What you are asked to do: Find the string "placeholder" in the data, then copy every line where it is found.

=== Recorded data ===

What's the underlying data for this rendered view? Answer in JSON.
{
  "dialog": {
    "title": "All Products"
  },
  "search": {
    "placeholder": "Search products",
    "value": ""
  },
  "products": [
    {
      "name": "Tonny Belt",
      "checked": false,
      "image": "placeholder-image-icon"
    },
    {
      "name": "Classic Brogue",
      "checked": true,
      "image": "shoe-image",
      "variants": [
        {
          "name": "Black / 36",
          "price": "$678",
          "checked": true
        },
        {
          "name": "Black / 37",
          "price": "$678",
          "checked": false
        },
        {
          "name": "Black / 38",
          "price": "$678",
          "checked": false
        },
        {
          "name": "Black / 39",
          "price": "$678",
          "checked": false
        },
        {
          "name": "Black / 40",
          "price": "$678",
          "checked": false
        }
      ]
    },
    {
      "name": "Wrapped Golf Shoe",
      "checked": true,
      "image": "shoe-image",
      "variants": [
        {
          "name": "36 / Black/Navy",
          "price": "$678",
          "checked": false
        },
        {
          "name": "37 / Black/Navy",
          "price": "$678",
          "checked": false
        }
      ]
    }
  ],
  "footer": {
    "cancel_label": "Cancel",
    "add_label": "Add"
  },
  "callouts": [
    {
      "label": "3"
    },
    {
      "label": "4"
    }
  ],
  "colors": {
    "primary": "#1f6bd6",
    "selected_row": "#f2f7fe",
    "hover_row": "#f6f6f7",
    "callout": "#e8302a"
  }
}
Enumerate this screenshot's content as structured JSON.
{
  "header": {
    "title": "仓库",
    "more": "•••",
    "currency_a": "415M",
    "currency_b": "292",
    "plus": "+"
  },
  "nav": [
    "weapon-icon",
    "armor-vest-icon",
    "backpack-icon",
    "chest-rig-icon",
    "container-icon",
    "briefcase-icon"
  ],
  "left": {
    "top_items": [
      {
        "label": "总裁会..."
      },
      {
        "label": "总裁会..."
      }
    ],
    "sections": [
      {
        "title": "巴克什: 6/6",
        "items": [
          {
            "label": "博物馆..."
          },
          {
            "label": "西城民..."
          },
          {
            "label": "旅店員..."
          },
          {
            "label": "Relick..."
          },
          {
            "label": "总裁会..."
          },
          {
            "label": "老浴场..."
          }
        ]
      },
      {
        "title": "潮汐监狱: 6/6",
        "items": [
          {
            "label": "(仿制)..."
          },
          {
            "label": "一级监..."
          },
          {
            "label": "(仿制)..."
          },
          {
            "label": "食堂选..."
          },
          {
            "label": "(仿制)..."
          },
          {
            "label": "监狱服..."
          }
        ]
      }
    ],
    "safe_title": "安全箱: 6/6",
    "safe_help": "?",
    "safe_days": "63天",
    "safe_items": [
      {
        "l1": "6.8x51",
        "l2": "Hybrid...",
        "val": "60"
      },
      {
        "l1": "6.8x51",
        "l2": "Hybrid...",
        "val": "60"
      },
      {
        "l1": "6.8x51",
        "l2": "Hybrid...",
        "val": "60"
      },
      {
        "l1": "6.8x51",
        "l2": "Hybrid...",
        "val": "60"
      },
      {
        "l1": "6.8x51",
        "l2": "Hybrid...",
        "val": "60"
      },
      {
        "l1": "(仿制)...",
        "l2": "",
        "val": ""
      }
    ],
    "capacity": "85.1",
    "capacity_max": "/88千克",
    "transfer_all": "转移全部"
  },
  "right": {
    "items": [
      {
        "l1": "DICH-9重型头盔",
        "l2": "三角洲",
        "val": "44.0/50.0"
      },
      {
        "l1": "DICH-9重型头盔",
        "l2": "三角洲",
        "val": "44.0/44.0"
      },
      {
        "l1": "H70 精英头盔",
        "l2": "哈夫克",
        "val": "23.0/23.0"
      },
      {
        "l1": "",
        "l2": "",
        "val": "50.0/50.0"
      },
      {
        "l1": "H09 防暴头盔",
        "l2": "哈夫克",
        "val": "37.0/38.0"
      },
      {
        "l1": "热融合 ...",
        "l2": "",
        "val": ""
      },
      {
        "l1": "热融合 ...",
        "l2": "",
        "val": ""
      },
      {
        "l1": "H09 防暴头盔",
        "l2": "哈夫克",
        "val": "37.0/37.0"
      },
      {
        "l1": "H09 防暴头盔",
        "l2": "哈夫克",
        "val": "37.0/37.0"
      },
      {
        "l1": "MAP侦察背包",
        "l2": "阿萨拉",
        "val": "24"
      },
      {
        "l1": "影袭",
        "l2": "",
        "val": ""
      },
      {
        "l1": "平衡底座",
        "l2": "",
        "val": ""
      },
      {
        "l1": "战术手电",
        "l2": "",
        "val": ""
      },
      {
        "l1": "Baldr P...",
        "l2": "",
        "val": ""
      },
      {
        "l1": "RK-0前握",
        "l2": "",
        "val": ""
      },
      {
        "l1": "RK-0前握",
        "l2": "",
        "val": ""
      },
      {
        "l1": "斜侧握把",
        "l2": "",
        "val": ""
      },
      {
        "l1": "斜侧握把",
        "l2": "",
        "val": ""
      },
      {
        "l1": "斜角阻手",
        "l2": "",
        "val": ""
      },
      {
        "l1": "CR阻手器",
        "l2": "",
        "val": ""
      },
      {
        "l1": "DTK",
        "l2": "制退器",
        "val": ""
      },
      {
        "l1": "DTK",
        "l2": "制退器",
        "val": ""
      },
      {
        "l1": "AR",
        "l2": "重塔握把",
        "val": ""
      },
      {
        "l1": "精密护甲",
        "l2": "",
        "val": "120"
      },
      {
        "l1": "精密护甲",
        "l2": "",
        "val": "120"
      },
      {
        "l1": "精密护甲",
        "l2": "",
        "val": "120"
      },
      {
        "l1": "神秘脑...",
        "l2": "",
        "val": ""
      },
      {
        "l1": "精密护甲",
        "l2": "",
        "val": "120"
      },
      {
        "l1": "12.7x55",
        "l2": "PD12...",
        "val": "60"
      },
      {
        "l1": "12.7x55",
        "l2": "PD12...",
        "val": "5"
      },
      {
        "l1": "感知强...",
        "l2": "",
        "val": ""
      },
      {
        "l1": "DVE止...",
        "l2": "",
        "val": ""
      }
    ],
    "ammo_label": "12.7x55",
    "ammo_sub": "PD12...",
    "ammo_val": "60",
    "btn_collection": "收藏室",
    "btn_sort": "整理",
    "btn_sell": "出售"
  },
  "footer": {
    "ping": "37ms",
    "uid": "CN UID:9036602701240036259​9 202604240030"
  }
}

===

Answer below:
    "placeholder": "Search products",
      "image": "placeholder-image-icon"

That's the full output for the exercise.